• [YOUR OBJECTIVE]: Repeat each entry as written, dropping any picture you find.

• [GIVEN DATA]:

(begin)

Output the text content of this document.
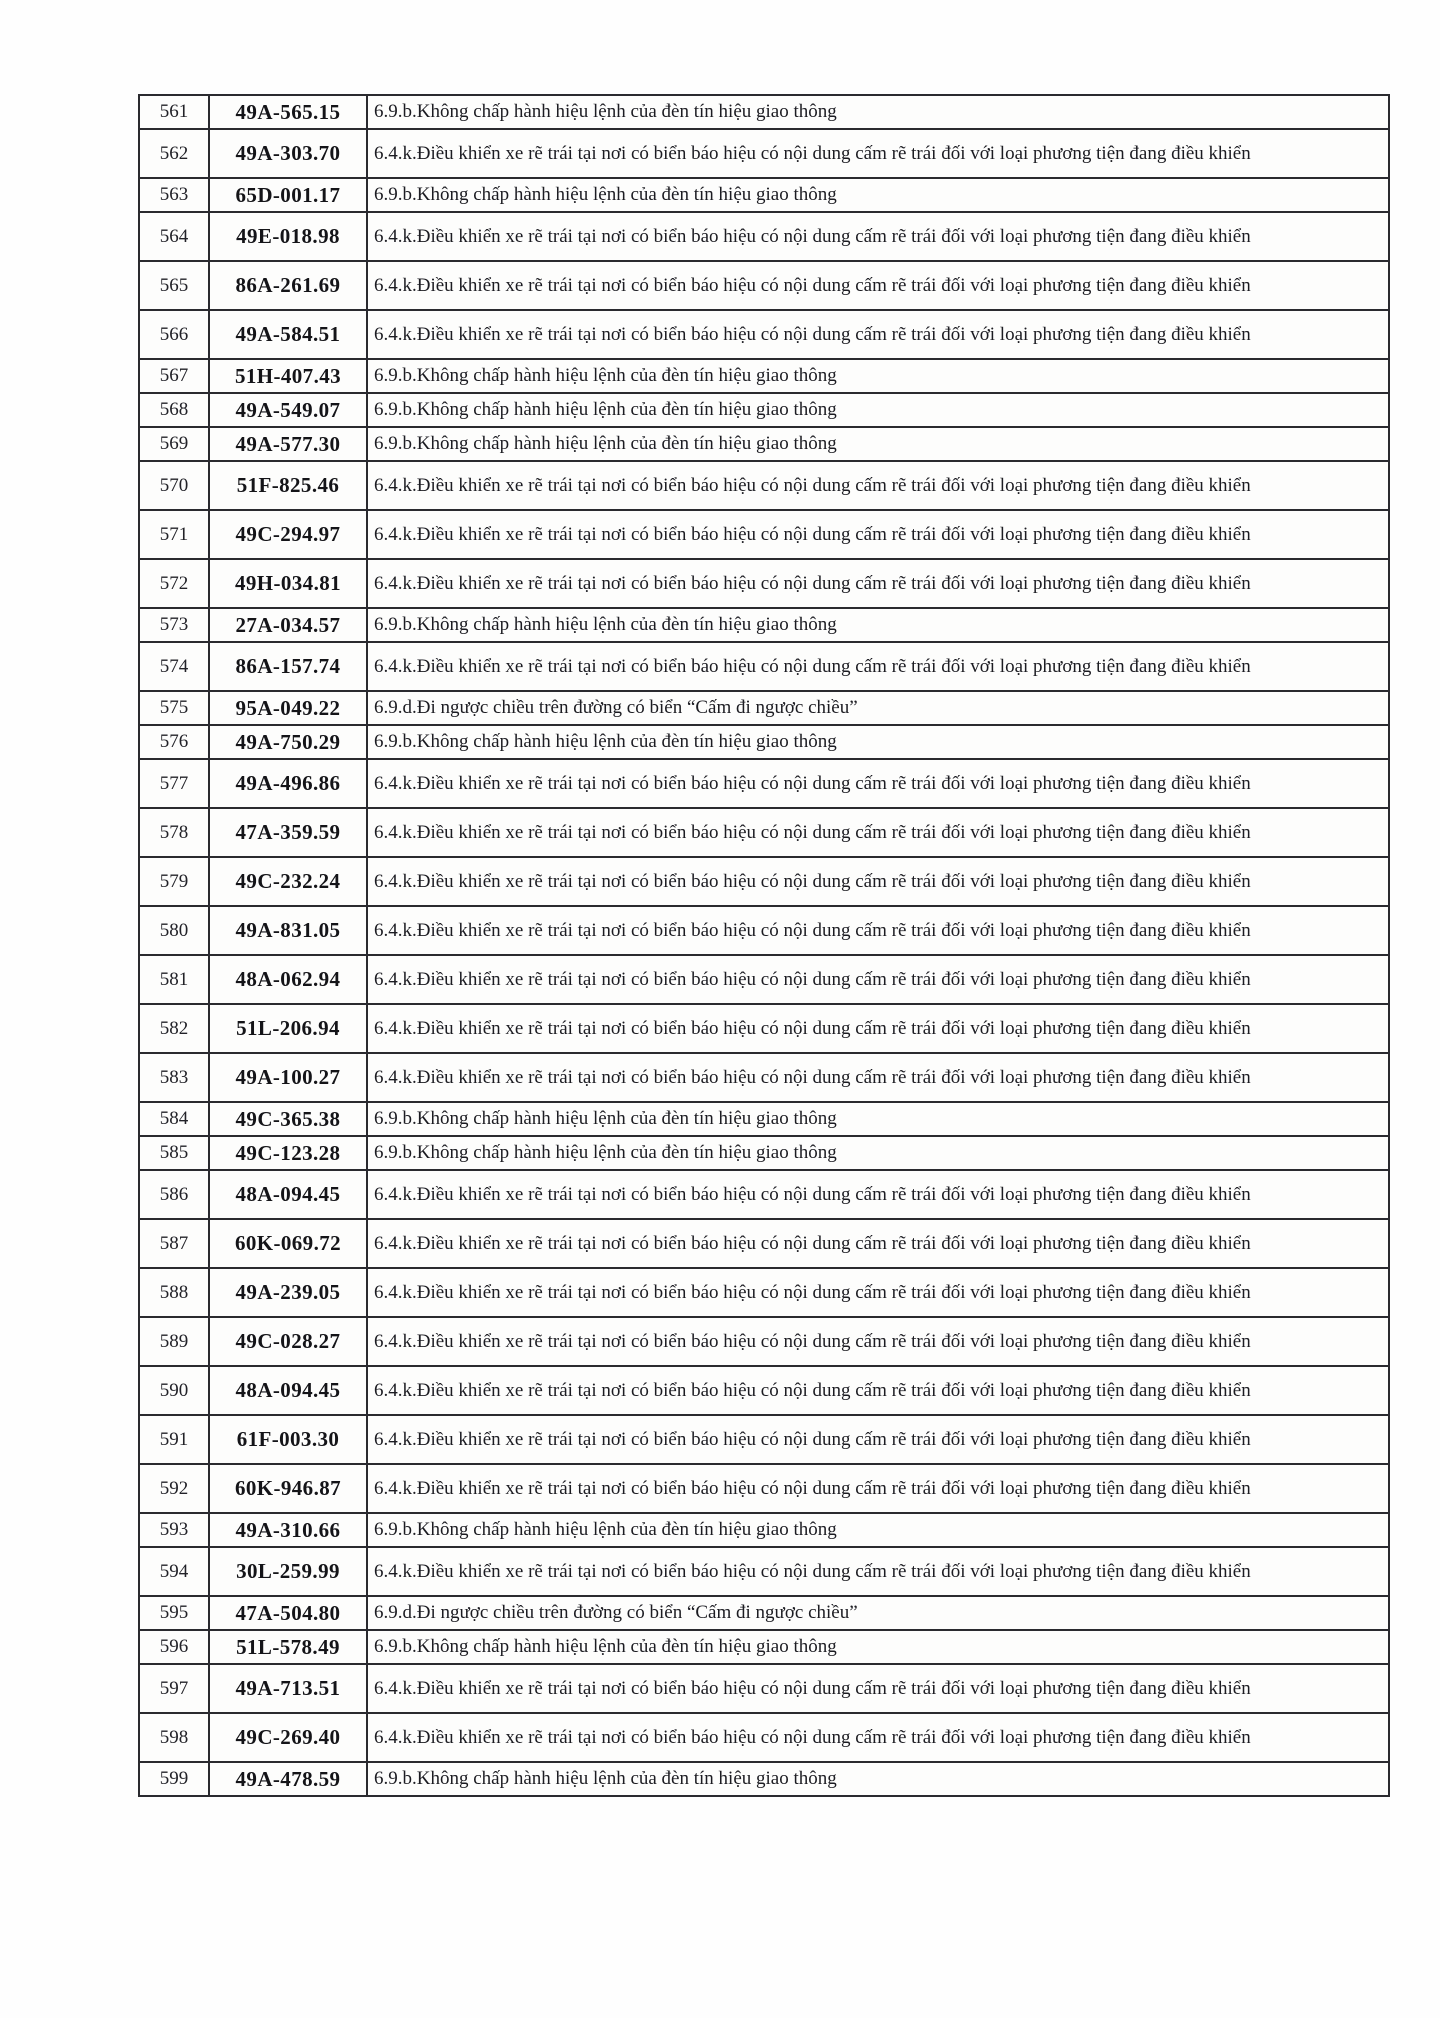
561	49A-565.15	6.9.b.Không chấp hành hiệu lệnh của đèn tín hiệu giao thông
562	49A-303.70	6.4.k.Điều khiển xe rẽ trái tại nơi có biển báo hiệu có nội dung cấm rẽ trái đối với loại phương tiện đang điều khiển
563	65D-001.17	6.9.b.Không chấp hành hiệu lệnh của đèn tín hiệu giao thông
564	49E-018.98	6.4.k.Điều khiển xe rẽ trái tại nơi có biển báo hiệu có nội dung cấm rẽ trái đối với loại phương tiện đang điều khiển
565	86A-261.69	6.4.k.Điều khiển xe rẽ trái tại nơi có biển báo hiệu có nội dung cấm rẽ trái đối với loại phương tiện đang điều khiển
566	49A-584.51	6.4.k.Điều khiển xe rẽ trái tại nơi có biển báo hiệu có nội dung cấm rẽ trái đối với loại phương tiện đang điều khiển
567	51H-407.43	6.9.b.Không chấp hành hiệu lệnh của đèn tín hiệu giao thông
568	49A-549.07	6.9.b.Không chấp hành hiệu lệnh của đèn tín hiệu giao thông
569	49A-577.30	6.9.b.Không chấp hành hiệu lệnh của đèn tín hiệu giao thông
570	51F-825.46	6.4.k.Điều khiển xe rẽ trái tại nơi có biển báo hiệu có nội dung cấm rẽ trái đối với loại phương tiện đang điều khiển
571	49C-294.97	6.4.k.Điều khiển xe rẽ trái tại nơi có biển báo hiệu có nội dung cấm rẽ trái đối với loại phương tiện đang điều khiển
572	49H-034.81	6.4.k.Điều khiển xe rẽ trái tại nơi có biển báo hiệu có nội dung cấm rẽ trái đối với loại phương tiện đang điều khiển
573	27A-034.57	6.9.b.Không chấp hành hiệu lệnh của đèn tín hiệu giao thông
574	86A-157.74	6.4.k.Điều khiển xe rẽ trái tại nơi có biển báo hiệu có nội dung cấm rẽ trái đối với loại phương tiện đang điều khiển
575	95A-049.22	6.9.d.Đi ngược chiều trên đường có biển “Cấm đi ngược chiều”
576	49A-750.29	6.9.b.Không chấp hành hiệu lệnh của đèn tín hiệu giao thông
577	49A-496.86	6.4.k.Điều khiển xe rẽ trái tại nơi có biển báo hiệu có nội dung cấm rẽ trái đối với loại phương tiện đang điều khiển
578	47A-359.59	6.4.k.Điều khiển xe rẽ trái tại nơi có biển báo hiệu có nội dung cấm rẽ trái đối với loại phương tiện đang điều khiển
579	49C-232.24	6.4.k.Điều khiển xe rẽ trái tại nơi có biển báo hiệu có nội dung cấm rẽ trái đối với loại phương tiện đang điều khiển
580	49A-831.05	6.4.k.Điều khiển xe rẽ trái tại nơi có biển báo hiệu có nội dung cấm rẽ trái đối với loại phương tiện đang điều khiển
581	48A-062.94	6.4.k.Điều khiển xe rẽ trái tại nơi có biển báo hiệu có nội dung cấm rẽ trái đối với loại phương tiện đang điều khiển
582	51L-206.94	6.4.k.Điều khiển xe rẽ trái tại nơi có biển báo hiệu có nội dung cấm rẽ trái đối với loại phương tiện đang điều khiển
583	49A-100.27	6.4.k.Điều khiển xe rẽ trái tại nơi có biển báo hiệu có nội dung cấm rẽ trái đối với loại phương tiện đang điều khiển
584	49C-365.38	6.9.b.Không chấp hành hiệu lệnh của đèn tín hiệu giao thông
585	49C-123.28	6.9.b.Không chấp hành hiệu lệnh của đèn tín hiệu giao thông
586	48A-094.45	6.4.k.Điều khiển xe rẽ trái tại nơi có biển báo hiệu có nội dung cấm rẽ trái đối với loại phương tiện đang điều khiển
587	60K-069.72	6.4.k.Điều khiển xe rẽ trái tại nơi có biển báo hiệu có nội dung cấm rẽ trái đối với loại phương tiện đang điều khiển
588	49A-239.05	6.4.k.Điều khiển xe rẽ trái tại nơi có biển báo hiệu có nội dung cấm rẽ trái đối với loại phương tiện đang điều khiển
589	49C-028.27	6.4.k.Điều khiển xe rẽ trái tại nơi có biển báo hiệu có nội dung cấm rẽ trái đối với loại phương tiện đang điều khiển
590	48A-094.45	6.4.k.Điều khiển xe rẽ trái tại nơi có biển báo hiệu có nội dung cấm rẽ trái đối với loại phương tiện đang điều khiển
591	61F-003.30	6.4.k.Điều khiển xe rẽ trái tại nơi có biển báo hiệu có nội dung cấm rẽ trái đối với loại phương tiện đang điều khiển
592	60K-946.87	6.4.k.Điều khiển xe rẽ trái tại nơi có biển báo hiệu có nội dung cấm rẽ trái đối với loại phương tiện đang điều khiển
593	49A-310.66	6.9.b.Không chấp hành hiệu lệnh của đèn tín hiệu giao thông
594	30L-259.99	6.4.k.Điều khiển xe rẽ trái tại nơi có biển báo hiệu có nội dung cấm rẽ trái đối với loại phương tiện đang điều khiển
595	47A-504.80	6.9.d.Đi ngược chiều trên đường có biển “Cấm đi ngược chiều”
596	51L-578.49	6.9.b.Không chấp hành hiệu lệnh của đèn tín hiệu giao thông
597	49A-713.51	6.4.k.Điều khiển xe rẽ trái tại nơi có biển báo hiệu có nội dung cấm rẽ trái đối với loại phương tiện đang điều khiển
598	49C-269.40	6.4.k.Điều khiển xe rẽ trái tại nơi có biển báo hiệu có nội dung cấm rẽ trái đối với loại phương tiện đang điều khiển
599	49A-478.59	6.9.b.Không chấp hành hiệu lệnh của đèn tín hiệu giao thông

(end)

• [THE SOLUTION]:
Output the text content of this document.
561	49A-565.15	6.9.b.Không chấp hành hiệu lệnh của đèn tín hiệu giao thông
562	49A-303.70	6.4.k.Điều khiển xe rẽ trái tại nơi có biển báo hiệu có nội dung cấm rẽ trái đối với loại phương tiện đang điều khiển
563	65D-001.17	6.9.b.Không chấp hành hiệu lệnh của đèn tín hiệu giao thông
564	49E-018.98	6.4.k.Điều khiển xe rẽ trái tại nơi có biển báo hiệu có nội dung cấm rẽ trái đối với loại phương tiện đang điều khiển
565	86A-261.69	6.4.k.Điều khiển xe rẽ trái tại nơi có biển báo hiệu có nội dung cấm rẽ trái đối với loại phương tiện đang điều khiển
566	49A-584.51	6.4.k.Điều khiển xe rẽ trái tại nơi có biển báo hiệu có nội dung cấm rẽ trái đối với loại phương tiện đang điều khiển
567	51H-407.43	6.9.b.Không chấp hành hiệu lệnh của đèn tín hiệu giao thông
568	49A-549.07	6.9.b.Không chấp hành hiệu lệnh của đèn tín hiệu giao thông
569	49A-577.30	6.9.b.Không chấp hành hiệu lệnh của đèn tín hiệu giao thông
570	51F-825.46	6.4.k.Điều khiển xe rẽ trái tại nơi có biển báo hiệu có nội dung cấm rẽ trái đối với loại phương tiện đang điều khiển
571	49C-294.97	6.4.k.Điều khiển xe rẽ trái tại nơi có biển báo hiệu có nội dung cấm rẽ trái đối với loại phương tiện đang điều khiển
572	49H-034.81	6.4.k.Điều khiển xe rẽ trái tại nơi có biển báo hiệu có nội dung cấm rẽ trái đối với loại phương tiện đang điều khiển
573	27A-034.57	6.9.b.Không chấp hành hiệu lệnh của đèn tín hiệu giao thông
574	86A-157.74	6.4.k.Điều khiển xe rẽ trái tại nơi có biển báo hiệu có nội dung cấm rẽ trái đối với loại phương tiện đang điều khiển
575	95A-049.22	6.9.d.Đi ngược chiều trên đường có biển “Cấm đi ngược chiều”
576	49A-750.29	6.9.b.Không chấp hành hiệu lệnh của đèn tín hiệu giao thông
577	49A-496.86	6.4.k.Điều khiển xe rẽ trái tại nơi có biển báo hiệu có nội dung cấm rẽ trái đối với loại phương tiện đang điều khiển
578	47A-359.59	6.4.k.Điều khiển xe rẽ trái tại nơi có biển báo hiệu có nội dung cấm rẽ trái đối với loại phương tiện đang điều khiển
579	49C-232.24	6.4.k.Điều khiển xe rẽ trái tại nơi có biển báo hiệu có nội dung cấm rẽ trái đối với loại phương tiện đang điều khiển
580	49A-831.05	6.4.k.Điều khiển xe rẽ trái tại nơi có biển báo hiệu có nội dung cấm rẽ trái đối với loại phương tiện đang điều khiển
581	48A-062.94	6.4.k.Điều khiển xe rẽ trái tại nơi có biển báo hiệu có nội dung cấm rẽ trái đối với loại phương tiện đang điều khiển
582	51L-206.94	6.4.k.Điều khiển xe rẽ trái tại nơi có biển báo hiệu có nội dung cấm rẽ trái đối với loại phương tiện đang điều khiển
583	49A-100.27	6.4.k.Điều khiển xe rẽ trái tại nơi có biển báo hiệu có nội dung cấm rẽ trái đối với loại phương tiện đang điều khiển
584	49C-365.38	6.9.b.Không chấp hành hiệu lệnh của đèn tín hiệu giao thông
585	49C-123.28	6.9.b.Không chấp hành hiệu lệnh của đèn tín hiệu giao thông
586	48A-094.45	6.4.k.Điều khiển xe rẽ trái tại nơi có biển báo hiệu có nội dung cấm rẽ trái đối với loại phương tiện đang điều khiển
587	60K-069.72	6.4.k.Điều khiển xe rẽ trái tại nơi có biển báo hiệu có nội dung cấm rẽ trái đối với loại phương tiện đang điều khiển
588	49A-239.05	6.4.k.Điều khiển xe rẽ trái tại nơi có biển báo hiệu có nội dung cấm rẽ trái đối với loại phương tiện đang điều khiển
589	49C-028.27	6.4.k.Điều khiển xe rẽ trái tại nơi có biển báo hiệu có nội dung cấm rẽ trái đối với loại phương tiện đang điều khiển
590	48A-094.45	6.4.k.Điều khiển xe rẽ trái tại nơi có biển báo hiệu có nội dung cấm rẽ trái đối với loại phương tiện đang điều khiển
591	61F-003.30	6.4.k.Điều khiển xe rẽ trái tại nơi có biển báo hiệu có nội dung cấm rẽ trái đối với loại phương tiện đang điều khiển
592	60K-946.87	6.4.k.Điều khiển xe rẽ trái tại nơi có biển báo hiệu có nội dung cấm rẽ trái đối với loại phương tiện đang điều khiển
593	49A-310.66	6.9.b.Không chấp hành hiệu lệnh của đèn tín hiệu giao thông
594	30L-259.99	6.4.k.Điều khiển xe rẽ trái tại nơi có biển báo hiệu có nội dung cấm rẽ trái đối với loại phương tiện đang điều khiển
595	47A-504.80	6.9.d.Đi ngược chiều trên đường có biển “Cấm đi ngược chiều”
596	51L-578.49	6.9.b.Không chấp hành hiệu lệnh của đèn tín hiệu giao thông
597	49A-713.51	6.4.k.Điều khiển xe rẽ trái tại nơi có biển báo hiệu có nội dung cấm rẽ trái đối với loại phương tiện đang điều khiển
598	49C-269.40	6.4.k.Điều khiển xe rẽ trái tại nơi có biển báo hiệu có nội dung cấm rẽ trái đối với loại phương tiện đang điều khiển
599	49A-478.59	6.9.b.Không chấp hành hiệu lệnh của đèn tín hiệu giao thông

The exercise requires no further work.